What you should do:
Retype the data that follows line by line, exactly, and leave its pictures out.

Materials provided:

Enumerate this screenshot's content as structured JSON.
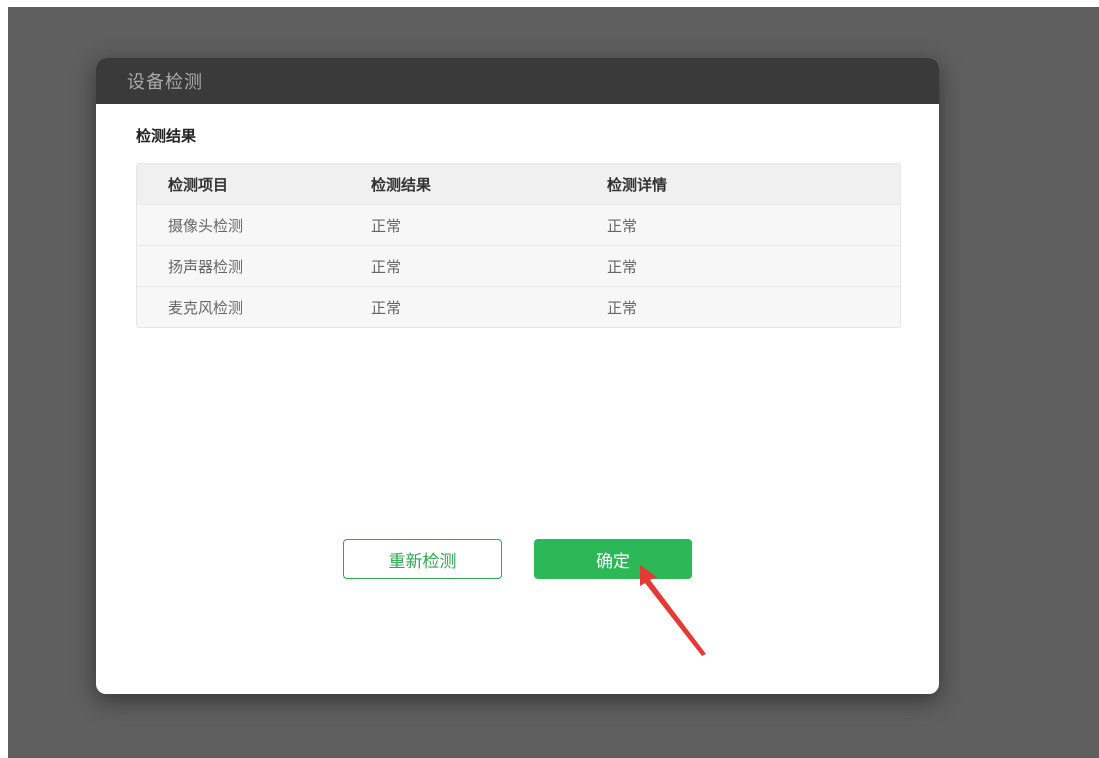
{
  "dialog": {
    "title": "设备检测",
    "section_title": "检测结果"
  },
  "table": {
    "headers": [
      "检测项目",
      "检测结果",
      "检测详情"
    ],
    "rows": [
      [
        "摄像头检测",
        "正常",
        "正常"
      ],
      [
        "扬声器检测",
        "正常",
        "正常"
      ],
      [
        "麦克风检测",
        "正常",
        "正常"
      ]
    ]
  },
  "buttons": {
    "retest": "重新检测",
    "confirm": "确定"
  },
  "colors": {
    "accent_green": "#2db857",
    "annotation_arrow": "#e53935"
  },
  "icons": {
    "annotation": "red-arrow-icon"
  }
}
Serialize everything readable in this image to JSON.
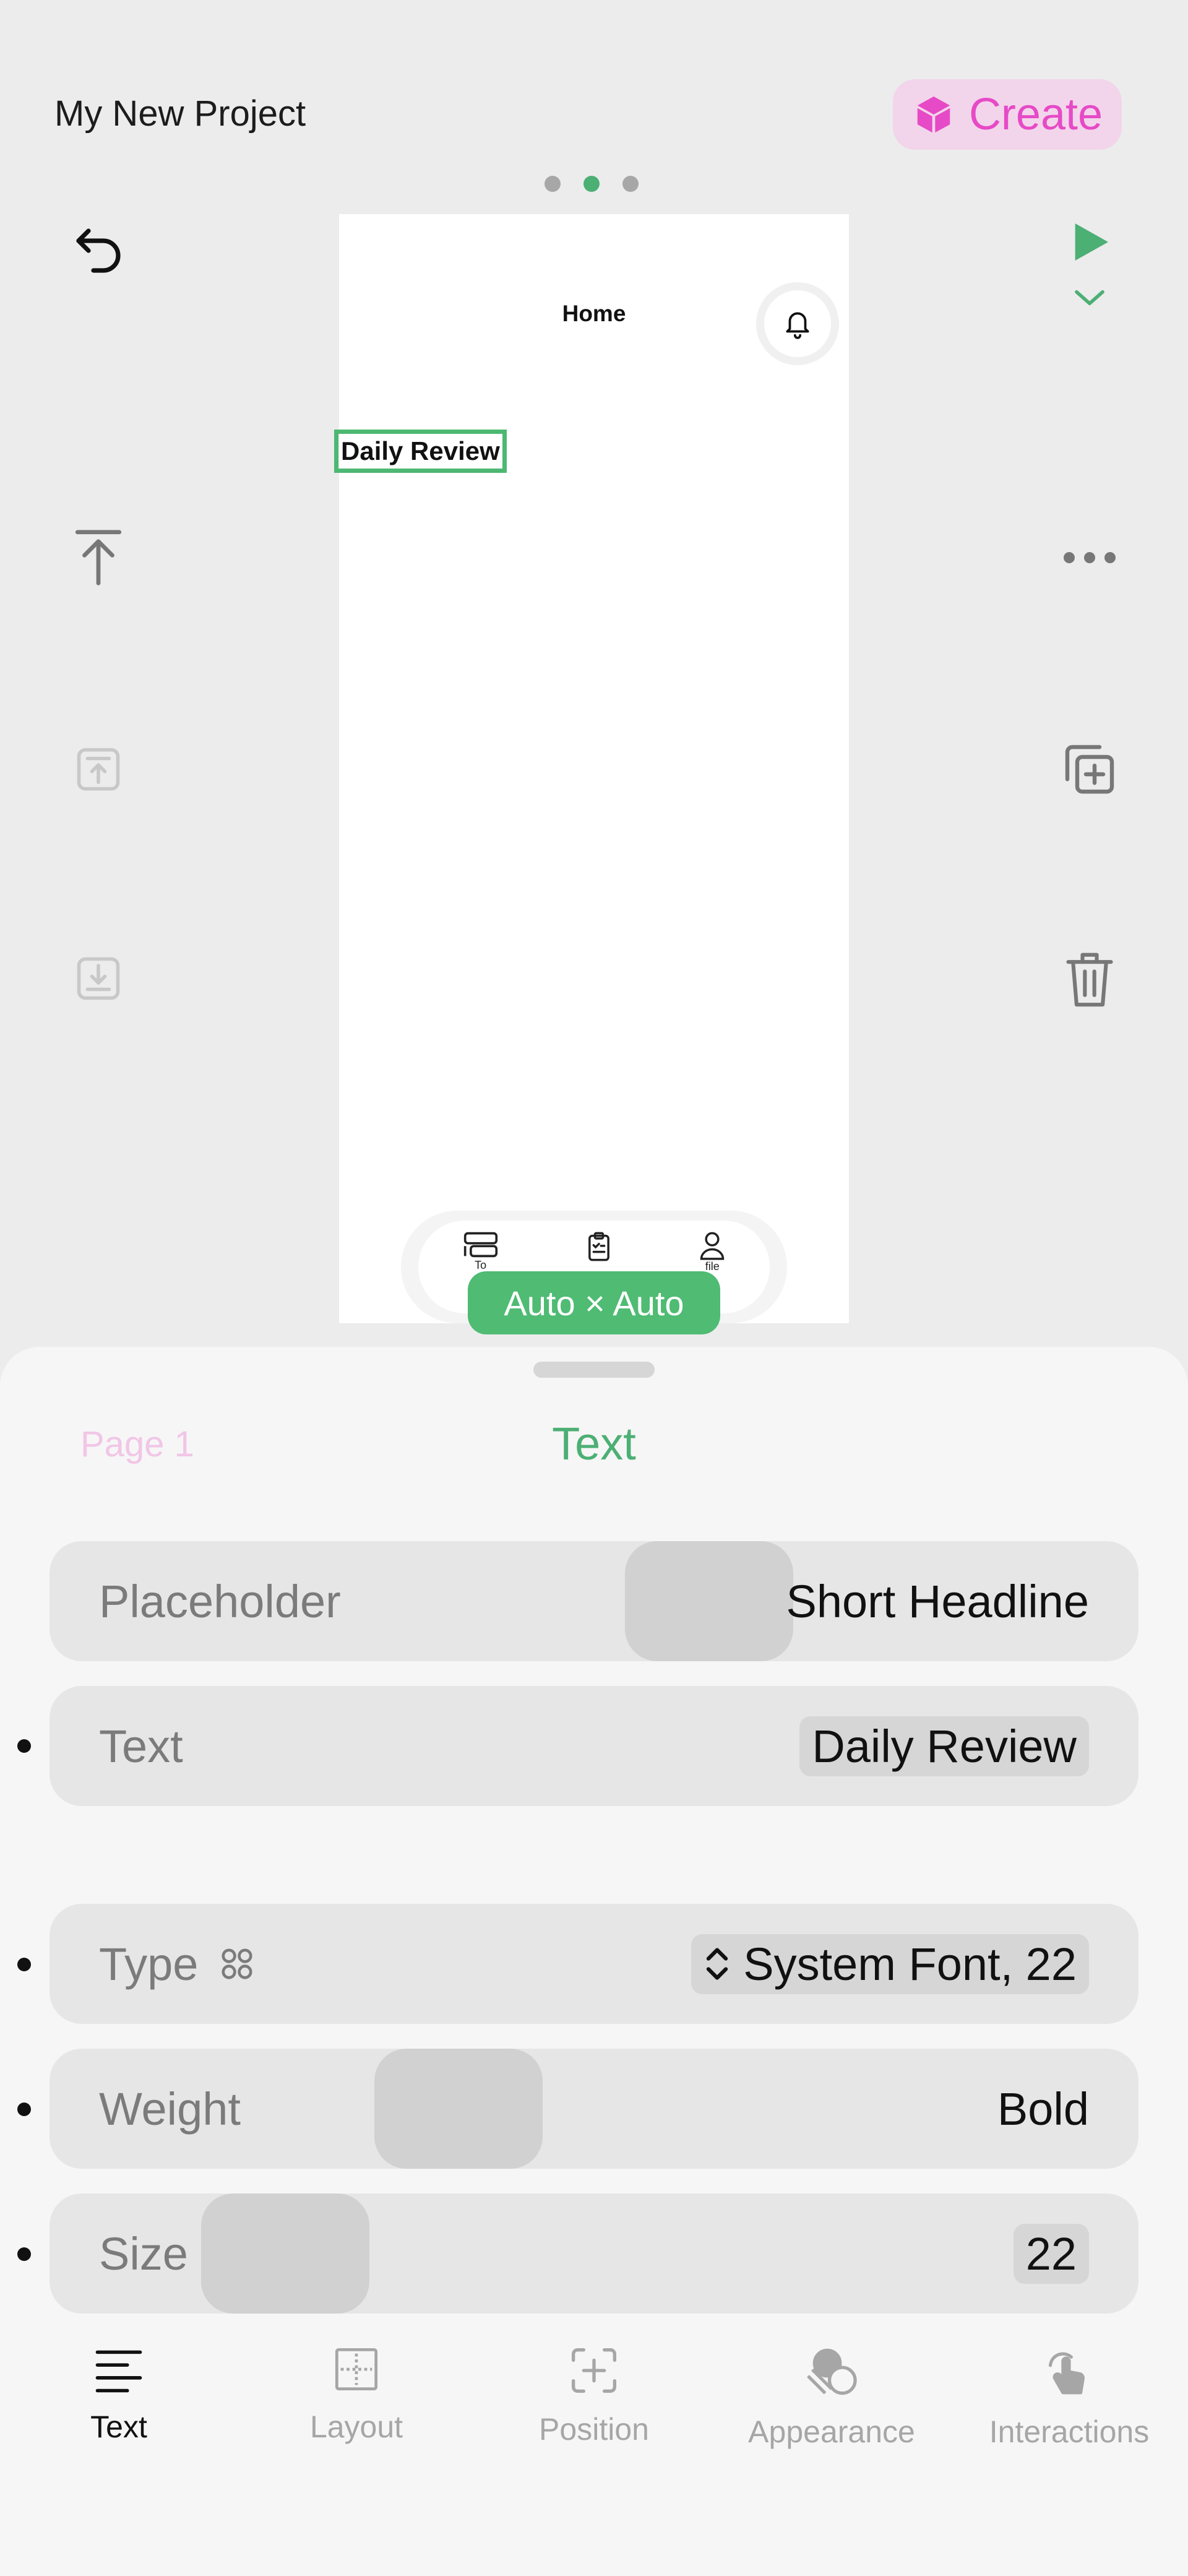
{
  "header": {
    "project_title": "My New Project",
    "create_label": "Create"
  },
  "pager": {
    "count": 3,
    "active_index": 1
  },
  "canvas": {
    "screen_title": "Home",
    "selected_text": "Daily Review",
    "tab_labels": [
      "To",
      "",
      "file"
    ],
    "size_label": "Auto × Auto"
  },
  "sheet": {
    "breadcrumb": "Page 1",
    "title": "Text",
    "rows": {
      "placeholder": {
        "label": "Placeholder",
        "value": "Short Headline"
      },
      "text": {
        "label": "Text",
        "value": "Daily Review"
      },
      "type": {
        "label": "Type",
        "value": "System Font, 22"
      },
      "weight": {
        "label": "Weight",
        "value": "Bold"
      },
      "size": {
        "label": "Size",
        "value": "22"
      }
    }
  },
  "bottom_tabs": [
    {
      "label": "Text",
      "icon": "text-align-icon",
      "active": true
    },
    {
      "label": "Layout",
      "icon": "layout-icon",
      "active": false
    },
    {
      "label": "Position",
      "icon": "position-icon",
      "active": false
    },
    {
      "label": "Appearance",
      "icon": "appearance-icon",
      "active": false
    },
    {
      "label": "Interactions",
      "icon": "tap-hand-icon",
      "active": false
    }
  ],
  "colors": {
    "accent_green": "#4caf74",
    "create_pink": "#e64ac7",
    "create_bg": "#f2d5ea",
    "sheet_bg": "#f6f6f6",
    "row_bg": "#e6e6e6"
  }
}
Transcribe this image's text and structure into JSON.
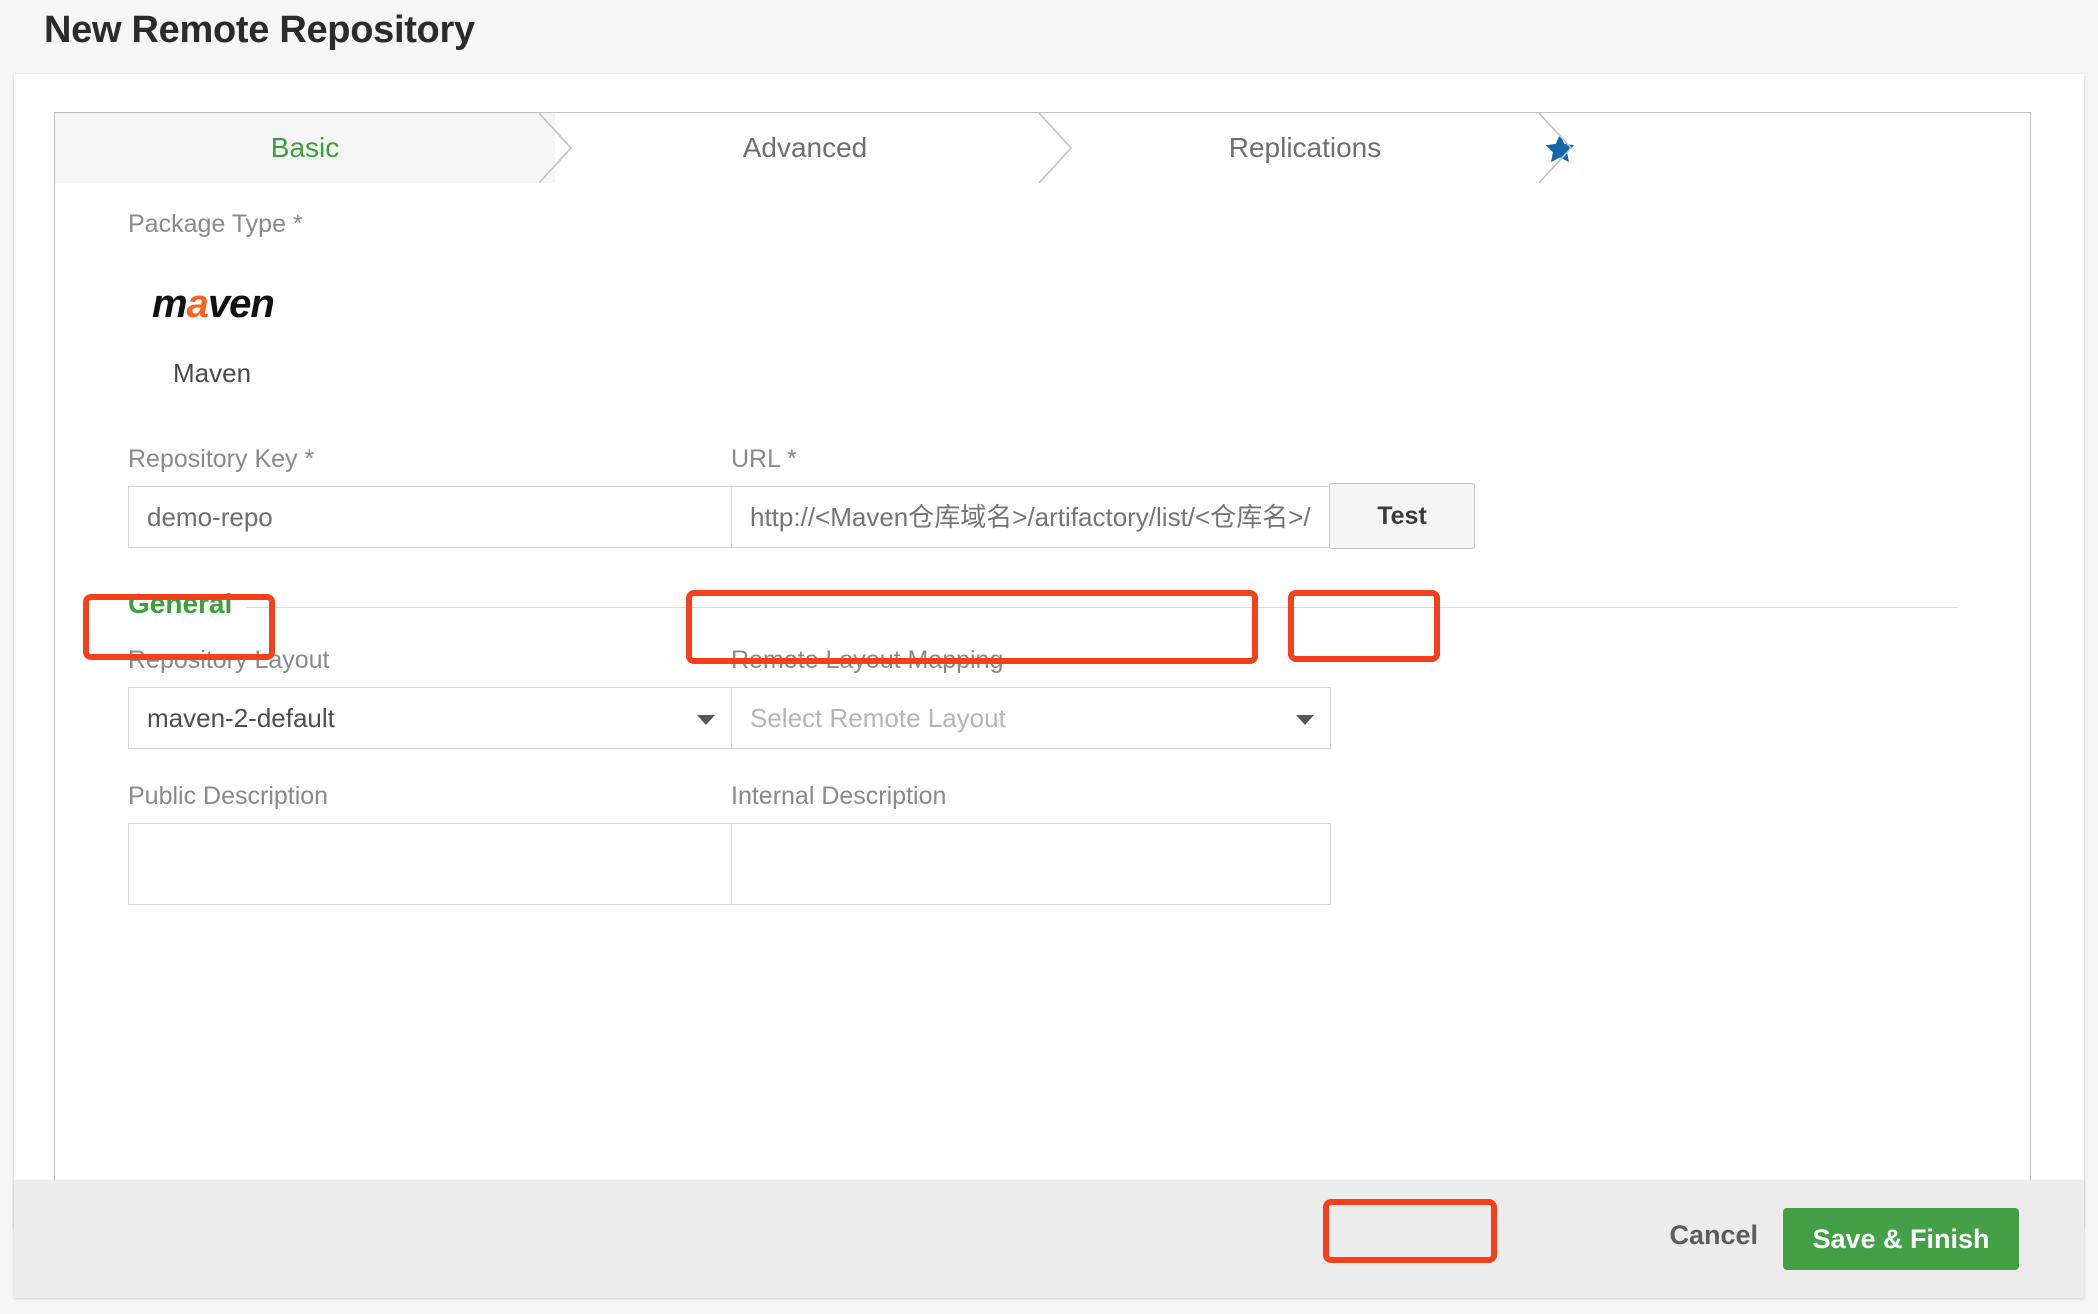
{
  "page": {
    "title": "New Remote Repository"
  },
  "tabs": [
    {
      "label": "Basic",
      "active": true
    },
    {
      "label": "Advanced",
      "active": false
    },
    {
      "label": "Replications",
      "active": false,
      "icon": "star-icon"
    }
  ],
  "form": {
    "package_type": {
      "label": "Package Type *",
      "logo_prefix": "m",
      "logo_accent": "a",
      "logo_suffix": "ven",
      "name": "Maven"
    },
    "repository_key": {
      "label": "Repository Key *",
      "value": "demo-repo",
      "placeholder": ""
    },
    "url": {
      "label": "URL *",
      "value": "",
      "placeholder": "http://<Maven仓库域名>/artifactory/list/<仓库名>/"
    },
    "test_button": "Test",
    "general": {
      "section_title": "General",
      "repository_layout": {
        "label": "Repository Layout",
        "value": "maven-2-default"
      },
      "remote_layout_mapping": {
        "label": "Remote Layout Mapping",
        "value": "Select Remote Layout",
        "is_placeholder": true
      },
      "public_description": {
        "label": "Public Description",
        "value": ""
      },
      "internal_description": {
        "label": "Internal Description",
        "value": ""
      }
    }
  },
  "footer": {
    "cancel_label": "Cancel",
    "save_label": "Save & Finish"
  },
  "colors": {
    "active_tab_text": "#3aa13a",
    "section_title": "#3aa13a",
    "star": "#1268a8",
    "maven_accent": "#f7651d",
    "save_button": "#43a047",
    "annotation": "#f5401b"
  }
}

Result for this exercise:
Enumerate this screenshot's content as structured JSON.
{
  "dialog": {
    "title": "设备检测",
    "section_title": "检测结果"
  },
  "table": {
    "headers": [
      "检测项目",
      "检测结果",
      "检测详情"
    ],
    "rows": [
      [
        "摄像头检测",
        "正常",
        "正常"
      ],
      [
        "扬声器检测",
        "正常",
        "正常"
      ],
      [
        "麦克风检测",
        "正常",
        "正常"
      ]
    ]
  },
  "buttons": {
    "retest": "重新检测",
    "confirm": "确定"
  },
  "colors": {
    "accent_green": "#2db857",
    "annotation_arrow": "#e53935"
  },
  "icons": {
    "annotation": "red-arrow-icon"
  }
}
Serialize everything readable in this image to JSON.
{
  "header": {
    "project_title": "My New Project",
    "create_label": "Create"
  },
  "pager": {
    "count": 3,
    "active_index": 1
  },
  "canvas": {
    "screen_title": "Home",
    "selected_text": "Daily Review",
    "tab_labels": [
      "To",
      "",
      "file"
    ],
    "size_label": "Auto × Auto"
  },
  "sheet": {
    "breadcrumb": "Page 1",
    "title": "Text",
    "rows": {
      "placeholder": {
        "label": "Placeholder",
        "value": "Short Headline"
      },
      "text": {
        "label": "Text",
        "value": "Daily Review"
      },
      "type": {
        "label": "Type",
        "value": "System Font, 22"
      },
      "weight": {
        "label": "Weight",
        "value": "Bold"
      },
      "size": {
        "label": "Size",
        "value": "22"
      }
    }
  },
  "bottom_tabs": [
    {
      "label": "Text",
      "icon": "text-align-icon",
      "active": true
    },
    {
      "label": "Layout",
      "icon": "layout-icon",
      "active": false
    },
    {
      "label": "Position",
      "icon": "position-icon",
      "active": false
    },
    {
      "label": "Appearance",
      "icon": "appearance-icon",
      "active": false
    },
    {
      "label": "Interactions",
      "icon": "tap-hand-icon",
      "active": false
    }
  ],
  "colors": {
    "accent_green": "#4caf74",
    "create_pink": "#e64ac7",
    "create_bg": "#f2d5ea",
    "sheet_bg": "#f6f6f6",
    "row_bg": "#e6e6e6"
  }
}
Transcribe this image's text and structure into JSON.
{
  "page": {
    "title": "New Remote Repository"
  },
  "tabs": [
    {
      "label": "Basic",
      "active": true
    },
    {
      "label": "Advanced",
      "active": false
    },
    {
      "label": "Replications",
      "active": false,
      "icon": "star-icon"
    }
  ],
  "form": {
    "package_type": {
      "label": "Package Type *",
      "logo_prefix": "m",
      "logo_accent": "a",
      "logo_suffix": "ven",
      "name": "Maven"
    },
    "repository_key": {
      "label": "Repository Key *",
      "value": "demo-repo",
      "placeholder": ""
    },
    "url": {
      "label": "URL *",
      "value": "",
      "placeholder": "http://<Maven仓库域名>/artifactory/list/<仓库名>/"
    },
    "test_button": "Test",
    "general": {
      "section_title": "General",
      "repository_layout": {
        "label": "Repository Layout",
        "value": "maven-2-default"
      },
      "remote_layout_mapping": {
        "label": "Remote Layout Mapping",
        "value": "Select Remote Layout",
        "is_placeholder": true
      },
      "public_description": {
        "label": "Public Description",
        "value": ""
      },
      "internal_description": {
        "label": "Internal Description",
        "value": ""
      }
    }
  },
  "footer": {
    "cancel_label": "Cancel",
    "save_label": "Save & Finish"
  },
  "colors": {
    "active_tab_text": "#3aa13a",
    "section_title": "#3aa13a",
    "star": "#1268a8",
    "maven_accent": "#f7651d",
    "save_button": "#43a047",
    "annotation": "#f5401b"
  }
}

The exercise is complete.